▶ What this task involves
Write out the material exactly, with the pictures left out.

▶ Data shown

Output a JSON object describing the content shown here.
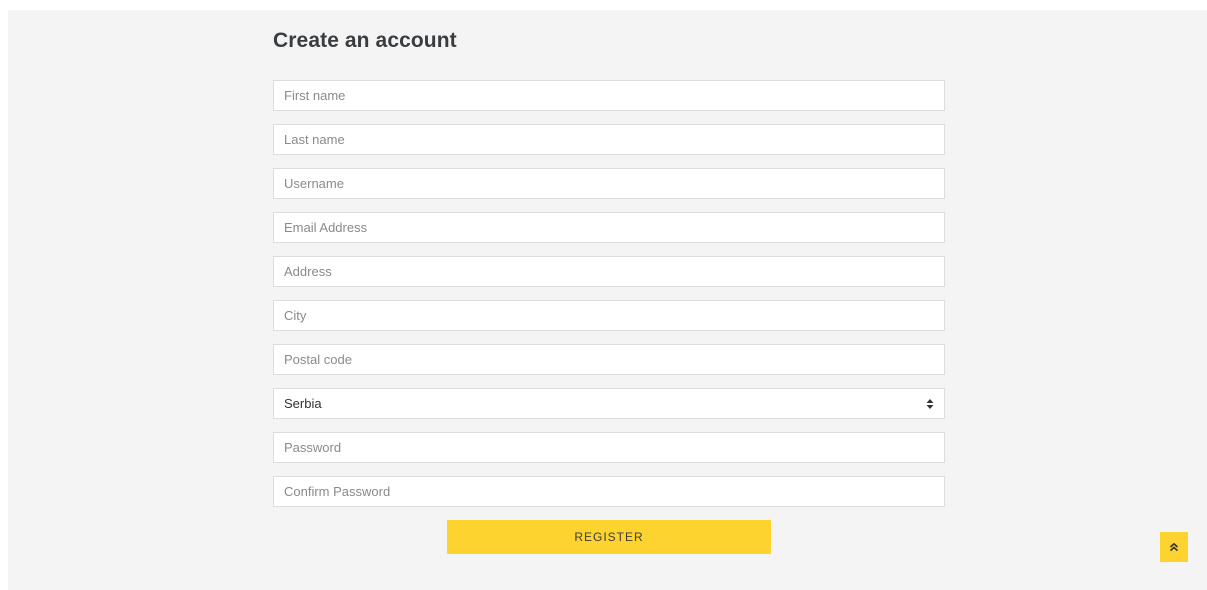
{
  "form": {
    "title": "Create an account",
    "fields": {
      "first_name": "First name",
      "last_name": "Last name",
      "username": "Username",
      "email": "Email Address",
      "address": "Address",
      "city": "City",
      "postal_code": "Postal code",
      "password": "Password",
      "confirm_password": "Confirm Password"
    },
    "country": {
      "selected": "Serbia"
    },
    "register_label": "REGISTER"
  },
  "colors": {
    "accent": "#fdd330",
    "panel_bg": "#f4f4f4",
    "border": "#dddddd",
    "title": "#3a3d40"
  },
  "icons": {
    "select_arrow": "sort-icon",
    "back_to_top": "chevron-double-up-icon"
  }
}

▶ Full answer
Output a JSON object describing the content shown here.
{
  "form": {
    "title": "Create an account",
    "fields": {
      "first_name": "First name",
      "last_name": "Last name",
      "username": "Username",
      "email": "Email Address",
      "address": "Address",
      "city": "City",
      "postal_code": "Postal code",
      "password": "Password",
      "confirm_password": "Confirm Password"
    },
    "country": {
      "selected": "Serbia"
    },
    "register_label": "REGISTER"
  },
  "colors": {
    "accent": "#fdd330",
    "panel_bg": "#f4f4f4",
    "border": "#dddddd",
    "title": "#3a3d40"
  },
  "icons": {
    "select_arrow": "sort-icon",
    "back_to_top": "chevron-double-up-icon"
  }
}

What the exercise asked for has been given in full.